Look through the lines below and extract each one that contains "المحادثة".

_____

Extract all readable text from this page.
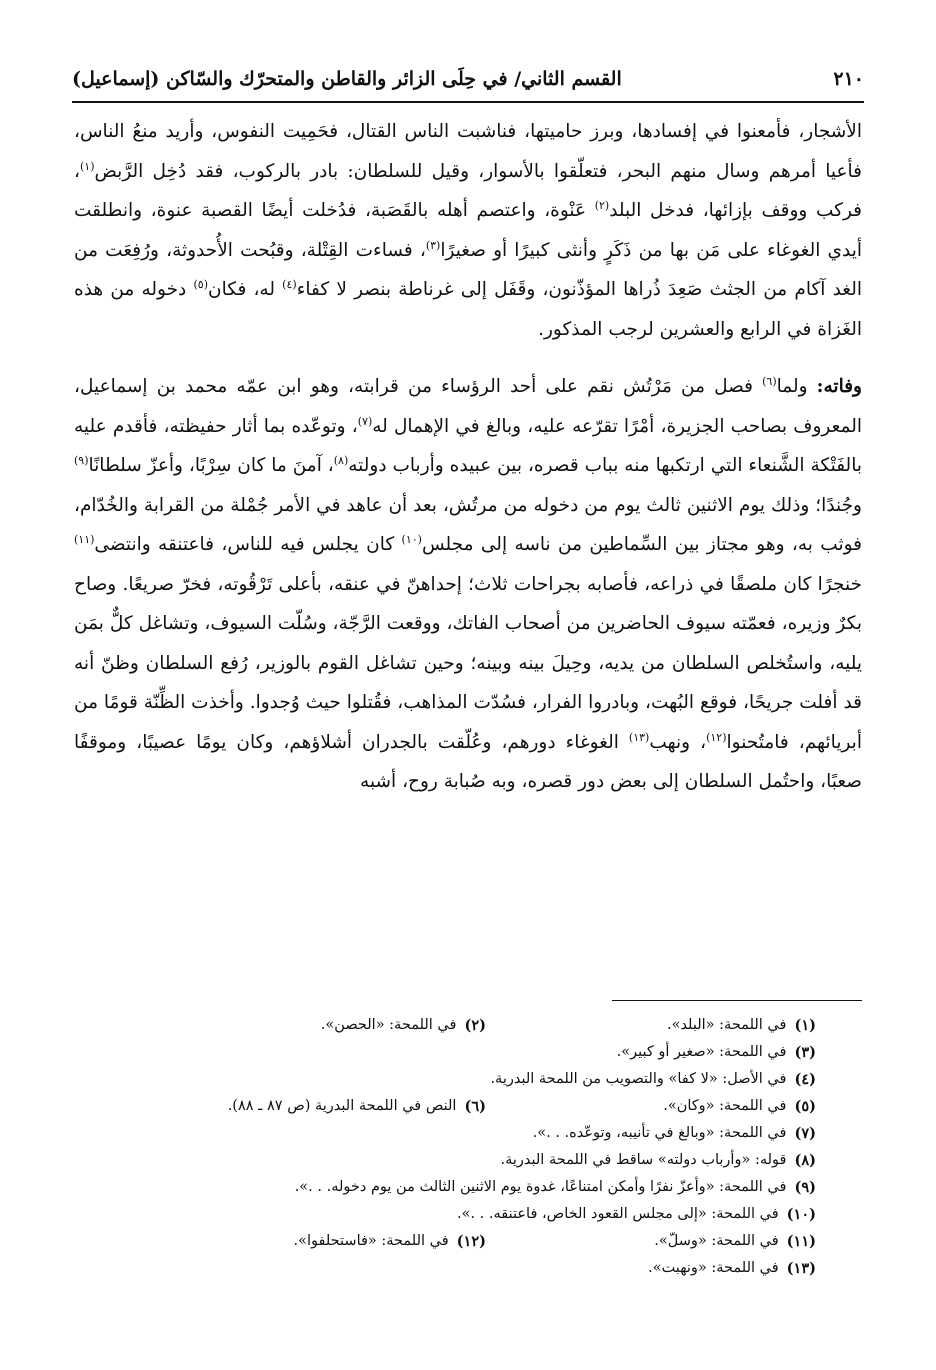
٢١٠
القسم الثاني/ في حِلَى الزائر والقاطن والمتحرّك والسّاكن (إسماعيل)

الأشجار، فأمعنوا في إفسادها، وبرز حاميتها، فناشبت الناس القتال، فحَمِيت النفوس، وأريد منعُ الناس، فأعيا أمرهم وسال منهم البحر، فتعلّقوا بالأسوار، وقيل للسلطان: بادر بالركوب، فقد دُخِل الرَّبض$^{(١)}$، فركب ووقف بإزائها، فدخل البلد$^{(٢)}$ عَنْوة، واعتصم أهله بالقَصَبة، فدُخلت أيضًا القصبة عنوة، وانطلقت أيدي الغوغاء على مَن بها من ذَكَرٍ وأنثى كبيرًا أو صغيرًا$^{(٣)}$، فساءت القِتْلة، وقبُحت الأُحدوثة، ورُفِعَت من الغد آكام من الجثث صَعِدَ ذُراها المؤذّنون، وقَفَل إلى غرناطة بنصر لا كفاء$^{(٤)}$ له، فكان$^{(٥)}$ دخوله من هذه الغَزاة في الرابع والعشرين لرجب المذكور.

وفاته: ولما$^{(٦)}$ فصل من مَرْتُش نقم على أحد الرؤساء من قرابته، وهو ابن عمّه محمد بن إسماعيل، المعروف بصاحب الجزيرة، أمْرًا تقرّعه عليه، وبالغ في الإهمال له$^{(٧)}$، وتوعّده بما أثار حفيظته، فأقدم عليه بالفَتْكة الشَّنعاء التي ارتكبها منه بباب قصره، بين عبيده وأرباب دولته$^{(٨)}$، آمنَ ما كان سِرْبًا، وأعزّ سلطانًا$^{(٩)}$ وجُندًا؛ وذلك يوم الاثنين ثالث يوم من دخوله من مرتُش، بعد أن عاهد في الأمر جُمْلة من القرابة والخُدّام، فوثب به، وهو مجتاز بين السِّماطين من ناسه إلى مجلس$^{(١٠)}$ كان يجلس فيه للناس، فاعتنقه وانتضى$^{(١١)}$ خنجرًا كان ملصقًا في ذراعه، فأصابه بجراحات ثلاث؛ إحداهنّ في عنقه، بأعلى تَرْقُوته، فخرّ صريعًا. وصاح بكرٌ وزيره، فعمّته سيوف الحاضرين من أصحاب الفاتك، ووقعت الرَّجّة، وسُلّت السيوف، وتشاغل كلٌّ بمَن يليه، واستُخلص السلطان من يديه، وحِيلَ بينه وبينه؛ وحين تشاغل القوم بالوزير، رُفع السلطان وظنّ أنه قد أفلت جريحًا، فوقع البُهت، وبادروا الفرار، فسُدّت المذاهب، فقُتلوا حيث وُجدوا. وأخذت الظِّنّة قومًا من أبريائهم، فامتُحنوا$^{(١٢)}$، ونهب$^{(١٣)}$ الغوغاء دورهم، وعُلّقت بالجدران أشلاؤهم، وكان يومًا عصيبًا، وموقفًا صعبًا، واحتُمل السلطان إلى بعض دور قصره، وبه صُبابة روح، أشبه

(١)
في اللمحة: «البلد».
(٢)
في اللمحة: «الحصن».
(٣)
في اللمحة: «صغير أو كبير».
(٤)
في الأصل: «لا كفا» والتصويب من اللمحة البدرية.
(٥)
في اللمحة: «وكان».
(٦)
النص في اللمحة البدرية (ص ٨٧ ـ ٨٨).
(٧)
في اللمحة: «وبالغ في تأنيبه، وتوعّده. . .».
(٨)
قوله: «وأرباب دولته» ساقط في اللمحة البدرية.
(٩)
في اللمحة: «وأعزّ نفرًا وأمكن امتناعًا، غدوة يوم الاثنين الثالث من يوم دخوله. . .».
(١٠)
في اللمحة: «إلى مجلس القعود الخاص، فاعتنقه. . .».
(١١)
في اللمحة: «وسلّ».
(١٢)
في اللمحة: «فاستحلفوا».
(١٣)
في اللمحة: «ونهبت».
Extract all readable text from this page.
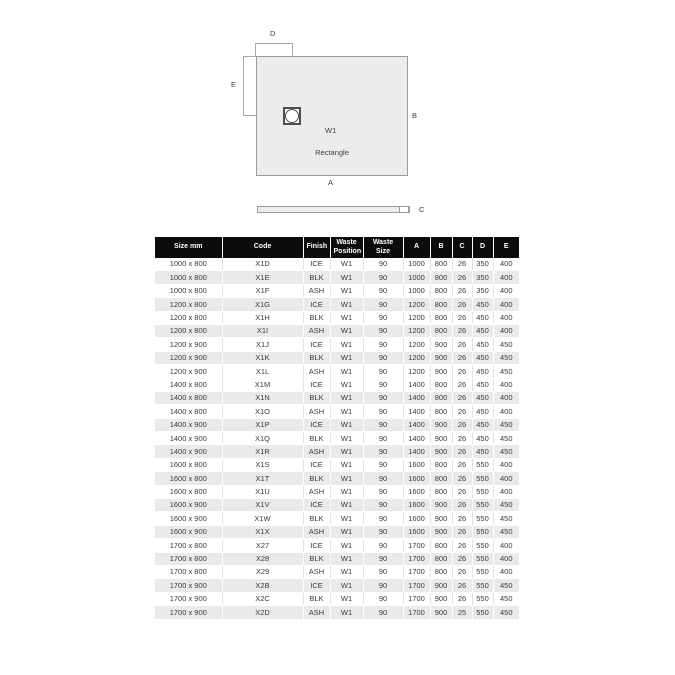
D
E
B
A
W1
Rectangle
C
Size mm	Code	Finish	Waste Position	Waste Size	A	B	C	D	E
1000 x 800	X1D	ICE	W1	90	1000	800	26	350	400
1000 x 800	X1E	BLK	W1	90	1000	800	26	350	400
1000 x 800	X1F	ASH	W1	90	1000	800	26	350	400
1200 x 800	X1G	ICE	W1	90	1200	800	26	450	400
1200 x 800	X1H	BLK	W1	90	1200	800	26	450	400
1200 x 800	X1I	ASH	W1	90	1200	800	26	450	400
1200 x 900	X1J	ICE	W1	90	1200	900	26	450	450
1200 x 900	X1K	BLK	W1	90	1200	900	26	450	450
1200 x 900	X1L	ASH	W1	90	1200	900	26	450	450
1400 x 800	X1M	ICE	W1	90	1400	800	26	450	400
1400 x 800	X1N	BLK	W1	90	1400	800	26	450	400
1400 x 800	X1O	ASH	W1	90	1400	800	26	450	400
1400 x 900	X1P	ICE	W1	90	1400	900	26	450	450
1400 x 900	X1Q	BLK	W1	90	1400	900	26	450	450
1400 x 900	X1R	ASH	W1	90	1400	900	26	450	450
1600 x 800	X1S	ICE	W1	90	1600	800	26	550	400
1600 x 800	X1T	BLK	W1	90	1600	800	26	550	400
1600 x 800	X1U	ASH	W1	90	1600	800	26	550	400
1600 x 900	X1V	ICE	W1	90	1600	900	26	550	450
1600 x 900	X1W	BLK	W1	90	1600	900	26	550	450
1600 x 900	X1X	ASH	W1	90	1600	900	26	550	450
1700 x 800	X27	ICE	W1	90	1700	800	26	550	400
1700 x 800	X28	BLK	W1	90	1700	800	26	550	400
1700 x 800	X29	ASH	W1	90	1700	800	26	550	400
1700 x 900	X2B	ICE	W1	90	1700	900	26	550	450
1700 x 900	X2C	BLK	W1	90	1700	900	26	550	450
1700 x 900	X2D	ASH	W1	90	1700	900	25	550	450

_____

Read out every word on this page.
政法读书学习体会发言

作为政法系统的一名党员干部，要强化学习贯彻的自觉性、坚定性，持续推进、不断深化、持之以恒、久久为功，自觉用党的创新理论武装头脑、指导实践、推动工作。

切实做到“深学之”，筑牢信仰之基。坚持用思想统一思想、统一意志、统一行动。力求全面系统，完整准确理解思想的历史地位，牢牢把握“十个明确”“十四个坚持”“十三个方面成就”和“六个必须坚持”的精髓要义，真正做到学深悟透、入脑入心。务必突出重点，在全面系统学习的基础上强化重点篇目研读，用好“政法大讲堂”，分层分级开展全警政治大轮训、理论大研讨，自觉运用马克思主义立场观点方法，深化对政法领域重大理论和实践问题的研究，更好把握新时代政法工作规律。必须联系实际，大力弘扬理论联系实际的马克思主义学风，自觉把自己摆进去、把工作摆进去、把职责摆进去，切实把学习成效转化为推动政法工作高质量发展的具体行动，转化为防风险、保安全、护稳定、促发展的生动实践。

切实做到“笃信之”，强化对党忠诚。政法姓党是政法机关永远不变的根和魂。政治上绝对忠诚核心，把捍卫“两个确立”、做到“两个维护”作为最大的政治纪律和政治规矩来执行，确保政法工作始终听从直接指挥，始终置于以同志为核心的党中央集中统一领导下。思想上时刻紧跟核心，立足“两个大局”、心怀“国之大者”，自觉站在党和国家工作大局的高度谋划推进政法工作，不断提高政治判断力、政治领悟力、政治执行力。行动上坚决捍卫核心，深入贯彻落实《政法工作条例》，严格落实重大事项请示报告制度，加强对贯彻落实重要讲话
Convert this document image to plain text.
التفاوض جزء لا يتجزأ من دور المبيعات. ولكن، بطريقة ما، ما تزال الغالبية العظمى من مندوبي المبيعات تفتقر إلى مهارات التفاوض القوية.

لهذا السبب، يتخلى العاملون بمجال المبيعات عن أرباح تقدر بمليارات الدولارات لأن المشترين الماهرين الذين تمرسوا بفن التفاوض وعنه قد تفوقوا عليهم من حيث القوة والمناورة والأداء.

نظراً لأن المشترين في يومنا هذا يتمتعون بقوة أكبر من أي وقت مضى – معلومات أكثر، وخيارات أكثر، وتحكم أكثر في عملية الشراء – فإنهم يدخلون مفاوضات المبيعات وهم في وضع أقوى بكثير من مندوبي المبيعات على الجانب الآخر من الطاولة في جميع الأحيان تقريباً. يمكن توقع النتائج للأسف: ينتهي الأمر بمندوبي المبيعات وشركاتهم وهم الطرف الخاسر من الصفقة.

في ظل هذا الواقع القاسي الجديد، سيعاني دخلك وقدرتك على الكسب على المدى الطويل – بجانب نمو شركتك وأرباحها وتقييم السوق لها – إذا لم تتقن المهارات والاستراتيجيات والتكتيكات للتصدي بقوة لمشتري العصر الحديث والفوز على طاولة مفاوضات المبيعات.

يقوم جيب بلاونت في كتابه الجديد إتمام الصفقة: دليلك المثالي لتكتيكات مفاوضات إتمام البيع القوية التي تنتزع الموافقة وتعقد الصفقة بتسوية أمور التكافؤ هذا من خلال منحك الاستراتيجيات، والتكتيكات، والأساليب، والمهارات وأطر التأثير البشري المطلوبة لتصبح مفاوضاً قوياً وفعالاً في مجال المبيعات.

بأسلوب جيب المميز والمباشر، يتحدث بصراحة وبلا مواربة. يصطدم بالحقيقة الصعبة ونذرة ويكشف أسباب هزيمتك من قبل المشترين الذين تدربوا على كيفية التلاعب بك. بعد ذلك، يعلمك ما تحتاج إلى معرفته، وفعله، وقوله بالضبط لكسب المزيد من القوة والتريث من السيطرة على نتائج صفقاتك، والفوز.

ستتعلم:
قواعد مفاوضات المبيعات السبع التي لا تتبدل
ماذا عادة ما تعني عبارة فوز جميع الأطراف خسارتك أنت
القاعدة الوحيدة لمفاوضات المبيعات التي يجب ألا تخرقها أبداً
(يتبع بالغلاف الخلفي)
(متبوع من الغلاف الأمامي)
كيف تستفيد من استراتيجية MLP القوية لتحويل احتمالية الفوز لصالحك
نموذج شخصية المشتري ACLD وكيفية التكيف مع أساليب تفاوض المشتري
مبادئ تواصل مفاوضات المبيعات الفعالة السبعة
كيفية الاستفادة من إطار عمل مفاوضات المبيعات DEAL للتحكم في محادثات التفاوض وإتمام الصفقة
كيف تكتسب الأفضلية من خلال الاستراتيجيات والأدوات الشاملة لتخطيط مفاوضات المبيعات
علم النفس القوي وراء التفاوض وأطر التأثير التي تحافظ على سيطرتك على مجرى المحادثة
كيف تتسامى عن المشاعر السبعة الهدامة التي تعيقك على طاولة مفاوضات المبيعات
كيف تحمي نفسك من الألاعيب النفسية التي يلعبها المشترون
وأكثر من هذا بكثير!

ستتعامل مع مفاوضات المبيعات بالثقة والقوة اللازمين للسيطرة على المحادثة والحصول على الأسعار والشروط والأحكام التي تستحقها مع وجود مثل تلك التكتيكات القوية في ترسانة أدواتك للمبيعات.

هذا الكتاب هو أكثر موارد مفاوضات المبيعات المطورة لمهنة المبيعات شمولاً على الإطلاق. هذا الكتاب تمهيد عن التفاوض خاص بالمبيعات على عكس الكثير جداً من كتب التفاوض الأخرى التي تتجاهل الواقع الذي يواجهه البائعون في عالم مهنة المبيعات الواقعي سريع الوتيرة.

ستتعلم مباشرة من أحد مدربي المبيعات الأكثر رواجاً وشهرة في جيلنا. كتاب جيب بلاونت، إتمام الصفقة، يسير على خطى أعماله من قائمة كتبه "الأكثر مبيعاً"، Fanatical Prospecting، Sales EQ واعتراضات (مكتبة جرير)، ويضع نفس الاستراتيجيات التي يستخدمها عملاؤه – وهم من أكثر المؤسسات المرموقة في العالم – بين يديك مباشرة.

_____

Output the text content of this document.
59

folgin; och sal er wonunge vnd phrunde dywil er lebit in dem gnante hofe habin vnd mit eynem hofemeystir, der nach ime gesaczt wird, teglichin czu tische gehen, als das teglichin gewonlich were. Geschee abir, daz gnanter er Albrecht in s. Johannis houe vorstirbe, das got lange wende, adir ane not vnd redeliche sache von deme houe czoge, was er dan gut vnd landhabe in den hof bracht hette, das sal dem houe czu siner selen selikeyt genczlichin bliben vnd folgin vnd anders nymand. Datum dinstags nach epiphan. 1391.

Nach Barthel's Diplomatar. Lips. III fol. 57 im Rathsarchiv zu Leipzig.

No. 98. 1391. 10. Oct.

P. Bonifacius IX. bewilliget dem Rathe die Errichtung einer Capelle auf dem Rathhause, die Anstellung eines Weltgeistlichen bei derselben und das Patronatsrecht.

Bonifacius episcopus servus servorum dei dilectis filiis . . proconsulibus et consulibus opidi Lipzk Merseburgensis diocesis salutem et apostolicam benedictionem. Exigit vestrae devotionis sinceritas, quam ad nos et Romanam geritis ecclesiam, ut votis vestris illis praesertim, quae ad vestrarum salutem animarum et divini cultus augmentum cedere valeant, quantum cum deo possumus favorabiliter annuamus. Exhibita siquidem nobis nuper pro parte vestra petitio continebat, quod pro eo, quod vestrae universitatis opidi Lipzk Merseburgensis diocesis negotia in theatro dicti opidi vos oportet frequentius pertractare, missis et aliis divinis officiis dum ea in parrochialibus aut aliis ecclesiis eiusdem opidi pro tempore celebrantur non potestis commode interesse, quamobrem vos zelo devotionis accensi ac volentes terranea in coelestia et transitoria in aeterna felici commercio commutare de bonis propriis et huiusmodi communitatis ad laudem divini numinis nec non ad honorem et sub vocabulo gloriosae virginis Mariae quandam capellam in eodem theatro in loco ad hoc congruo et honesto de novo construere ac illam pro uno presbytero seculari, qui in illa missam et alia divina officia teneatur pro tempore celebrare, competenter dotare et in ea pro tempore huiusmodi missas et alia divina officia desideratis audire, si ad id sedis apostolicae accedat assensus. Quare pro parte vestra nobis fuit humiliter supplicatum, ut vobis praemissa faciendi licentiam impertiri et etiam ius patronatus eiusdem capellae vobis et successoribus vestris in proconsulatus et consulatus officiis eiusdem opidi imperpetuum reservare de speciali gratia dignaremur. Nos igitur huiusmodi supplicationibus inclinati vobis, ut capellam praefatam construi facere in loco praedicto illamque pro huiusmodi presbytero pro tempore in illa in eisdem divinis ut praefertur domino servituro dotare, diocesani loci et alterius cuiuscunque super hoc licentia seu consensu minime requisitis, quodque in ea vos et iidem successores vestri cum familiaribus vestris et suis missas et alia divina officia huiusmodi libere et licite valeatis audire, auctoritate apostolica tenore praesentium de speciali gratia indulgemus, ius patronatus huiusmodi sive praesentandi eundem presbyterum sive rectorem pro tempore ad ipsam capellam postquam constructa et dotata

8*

_____

Finished answer:
علم النفس القوي وراء التفاوض وأطر التأثير التي تحافظ على سيطرتك على مجرى المحادثة
ستتعامل مع مفاوضات المبيعات بالثقة والقوة اللازمين للسيطرة على المحادثة والحصول على الأسعار والشروط والأحكام التي تستحقها مع وجود مثل تلك التكتيكات القوية في ترسانة أدواتك للمبيعات.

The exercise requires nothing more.